▶ [Dataset extract]
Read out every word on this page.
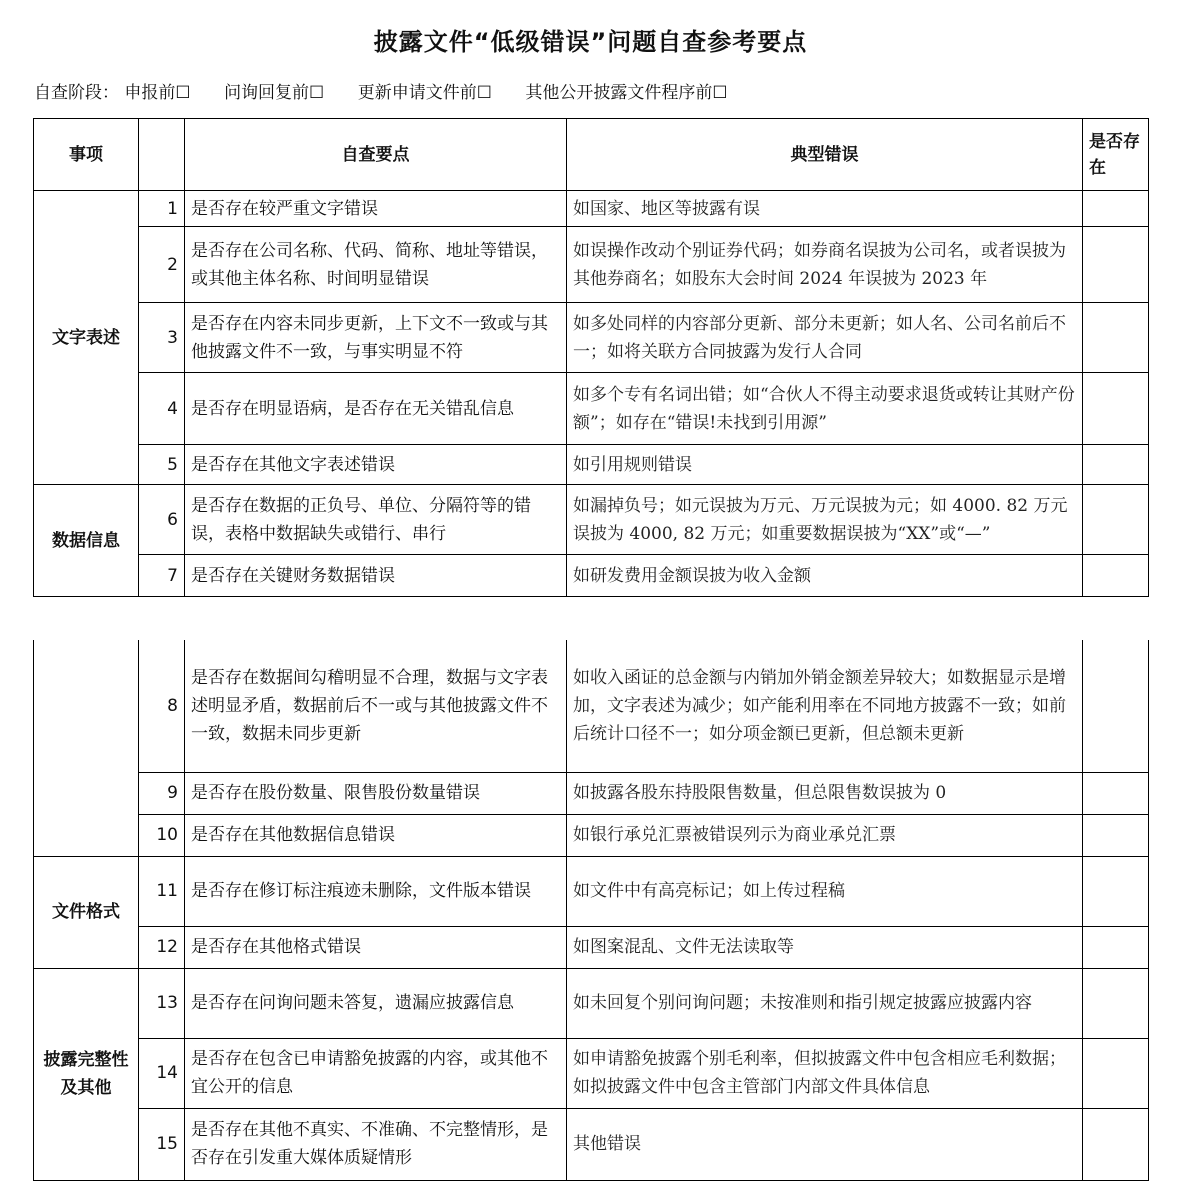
披露文件“低级错误”问题自查参考要点
自查阶段： 申报前☐ 问询回复前☐ 更新申请文件前☐ 其他公开披露文件程序前☐
事项		自查要点	典型错误	是否存在
文字表述	1	是否存在较严重文字错误	如国家、地区等披露有误	
	2	是否存在公司名称、代码、简称、地址等错误，或其他主体名称、时间明显错误	如误操作改动个别证券代码；如券商名误披为公司名，或者误披为其他券商名；如股东大会时间 2024 年误披为 2023 年	
	3	是否存在内容未同步更新，上下文不一致或与其他披露文件不一致，与事实明显不符	如多处同样的内容部分更新、部分未更新；如人名、公司名前后不一；如将关联方合同披露为发行人合同	
	4	是否存在明显语病，是否存在无关错乱信息	如多个专有名词出错；如“合伙人不得主动要求退货或转让其财产份额”；如存在“错误!未找到引用源”	
	5	是否存在其他文字表述错误	如引用规则错误	
数据信息	6	是否存在数据的正负号、单位、分隔符等的错误，表格中数据缺失或错行、串行	如漏掉负号；如元误披为万元、万元误披为元；如 4000. 82 万元误披为 4000, 82 万元；如重要数据误披为“XX”或“—”	
	7	是否存在关键财务数据错误	如研发费用金额误披为收入金额	
	8	是否存在数据间勾稽明显不合理，数据与文字表述明显矛盾，数据前后不一或与其他披露文件不一致，数据未同步更新	如收入函证的总金额与内销加外销金额差异较大；如数据显示是增加，文字表述为减少；如产能利用率在不同地方披露不一致；如前后统计口径不一；如分项金额已更新，但总额未更新	
	9	是否存在股份数量、限售股份数量错误	如披露各股东持股限售数量，但总限售数误披为 0	
	10	是否存在其他数据信息错误	如银行承兑汇票被错误列示为商业承兑汇票	
文件格式	11	是否存在修订标注痕迹未删除，文件版本错误	如文件中有高亮标记；如上传过程稿	
	12	是否存在其他格式错误	如图案混乱、文件无法读取等	
披露完整性及其他	13	是否存在问询问题未答复，遗漏应披露信息	如未回复个别问询问题；未按准则和指引规定披露应披露内容	
	14	是否存在包含已申请豁免披露的内容，或其他不宜公开的信息	如申请豁免披露个别毛利率，但拟披露文件中包含相应毛利数据；如拟披露文件中包含主管部门内部文件具体信息	
	15	是否存在其他不真实、不准确、不完整情形，是否存在引发重大媒体质疑情形	其他错误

▶ [Work instructions] The records above are to be restated exactly, without their pictures.

▶ [Correct answer]
Read out every word on this page.
披露文件“低级错误”问题自查参考要点
自查阶段： 申报前☐ 问询回复前☐ 更新申请文件前☐ 其他公开披露文件程序前☐
事项		自查要点	典型错误	是否存在
文字表述	1	是否存在较严重文字错误	如国家、地区等披露有误	
	2	是否存在公司名称、代码、简称、地址等错误，或其他主体名称、时间明显错误	如误操作改动个别证券代码；如券商名误披为公司名，或者误披为其他券商名；如股东大会时间 2024 年误披为 2023 年	
	3	是否存在内容未同步更新，上下文不一致或与其他披露文件不一致，与事实明显不符	如多处同样的内容部分更新、部分未更新；如人名、公司名前后不一；如将关联方合同披露为发行人合同	
	4	是否存在明显语病，是否存在无关错乱信息	如多个专有名词出错；如“合伙人不得主动要求退货或转让其财产份额”；如存在“错误!未找到引用源”	
	5	是否存在其他文字表述错误	如引用规则错误	
数据信息	6	是否存在数据的正负号、单位、分隔符等的错误，表格中数据缺失或错行、串行	如漏掉负号；如元误披为万元、万元误披为元；如 4000. 82 万元误披为 4000, 82 万元；如重要数据误披为“XX”或“—”	
	7	是否存在关键财务数据错误	如研发费用金额误披为收入金额	
	8	是否存在数据间勾稽明显不合理，数据与文字表述明显矛盾，数据前后不一或与其他披露文件不一致，数据未同步更新	如收入函证的总金额与内销加外销金额差异较大；如数据显示是增加，文字表述为减少；如产能利用率在不同地方披露不一致；如前后统计口径不一；如分项金额已更新，但总额未更新	
	9	是否存在股份数量、限售股份数量错误	如披露各股东持股限售数量，但总限售数误披为 0	
	10	是否存在其他数据信息错误	如银行承兑汇票被错误列示为商业承兑汇票	
文件格式	11	是否存在修订标注痕迹未删除，文件版本错误	如文件中有高亮标记；如上传过程稿	
	12	是否存在其他格式错误	如图案混乱、文件无法读取等	
披露完整性及其他	13	是否存在问询问题未答复，遗漏应披露信息	如未回复个别问询问题；未按准则和指引规定披露应披露内容	
	14	是否存在包含已申请豁免披露的内容，或其他不宜公开的信息	如申请豁免披露个别毛利率，但拟披露文件中包含相应毛利数据；如拟披露文件中包含主管部门内部文件具体信息	
	15	是否存在其他不真实、不准确、不完整情形，是否存在引发重大媒体质疑情形	其他错误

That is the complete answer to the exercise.